%%

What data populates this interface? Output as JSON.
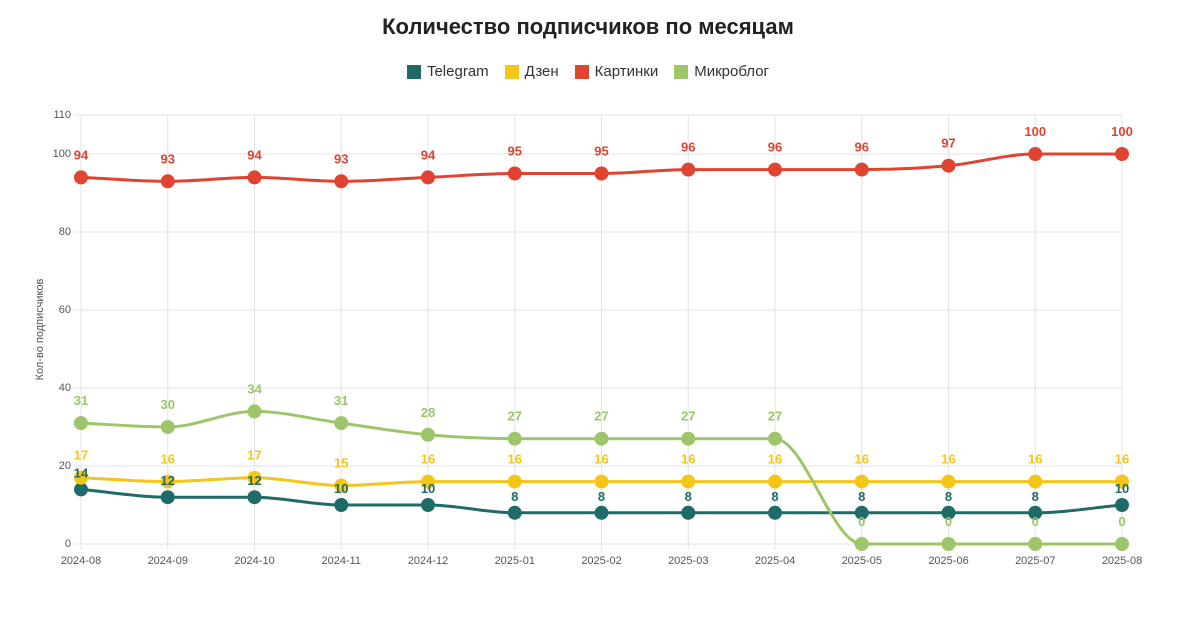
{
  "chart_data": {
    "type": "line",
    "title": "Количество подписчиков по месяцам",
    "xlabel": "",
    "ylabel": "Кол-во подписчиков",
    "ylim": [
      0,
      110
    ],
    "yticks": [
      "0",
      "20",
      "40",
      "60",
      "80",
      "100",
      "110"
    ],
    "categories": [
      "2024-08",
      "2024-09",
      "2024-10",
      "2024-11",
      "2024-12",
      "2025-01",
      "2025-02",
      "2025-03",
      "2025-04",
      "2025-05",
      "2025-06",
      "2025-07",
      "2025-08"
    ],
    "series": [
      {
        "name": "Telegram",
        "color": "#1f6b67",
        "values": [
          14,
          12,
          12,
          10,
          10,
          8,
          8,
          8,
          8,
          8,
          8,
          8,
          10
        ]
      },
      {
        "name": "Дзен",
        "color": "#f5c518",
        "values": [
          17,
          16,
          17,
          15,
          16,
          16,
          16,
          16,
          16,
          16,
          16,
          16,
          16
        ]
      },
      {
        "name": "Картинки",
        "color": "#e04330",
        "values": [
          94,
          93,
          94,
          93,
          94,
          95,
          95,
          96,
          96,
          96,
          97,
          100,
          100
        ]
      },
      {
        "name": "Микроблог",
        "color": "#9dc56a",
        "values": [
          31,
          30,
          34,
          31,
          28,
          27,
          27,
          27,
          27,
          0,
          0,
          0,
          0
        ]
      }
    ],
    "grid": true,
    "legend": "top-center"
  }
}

%%

## What is asked
Quote every record above exactly, leaving out the pictures.

## Correct output
What data populates this interface? Output as JSON.
{
  "chart_data": {
    "type": "line",
    "title": "Количество подписчиков по месяцам",
    "xlabel": "",
    "ylabel": "Кол-во подписчиков",
    "ylim": [
      0,
      110
    ],
    "yticks": [
      "0",
      "20",
      "40",
      "60",
      "80",
      "100",
      "110"
    ],
    "categories": [
      "2024-08",
      "2024-09",
      "2024-10",
      "2024-11",
      "2024-12",
      "2025-01",
      "2025-02",
      "2025-03",
      "2025-04",
      "2025-05",
      "2025-06",
      "2025-07",
      "2025-08"
    ],
    "series": [
      {
        "name": "Telegram",
        "color": "#1f6b67",
        "values": [
          14,
          12,
          12,
          10,
          10,
          8,
          8,
          8,
          8,
          8,
          8,
          8,
          10
        ]
      },
      {
        "name": "Дзен",
        "color": "#f5c518",
        "values": [
          17,
          16,
          17,
          15,
          16,
          16,
          16,
          16,
          16,
          16,
          16,
          16,
          16
        ]
      },
      {
        "name": "Картинки",
        "color": "#e04330",
        "values": [
          94,
          93,
          94,
          93,
          94,
          95,
          95,
          96,
          96,
          96,
          97,
          100,
          100
        ]
      },
      {
        "name": "Микроблог",
        "color": "#9dc56a",
        "values": [
          31,
          30,
          34,
          31,
          28,
          27,
          27,
          27,
          27,
          0,
          0,
          0,
          0
        ]
      }
    ],
    "grid": true,
    "legend": "top-center"
  }
}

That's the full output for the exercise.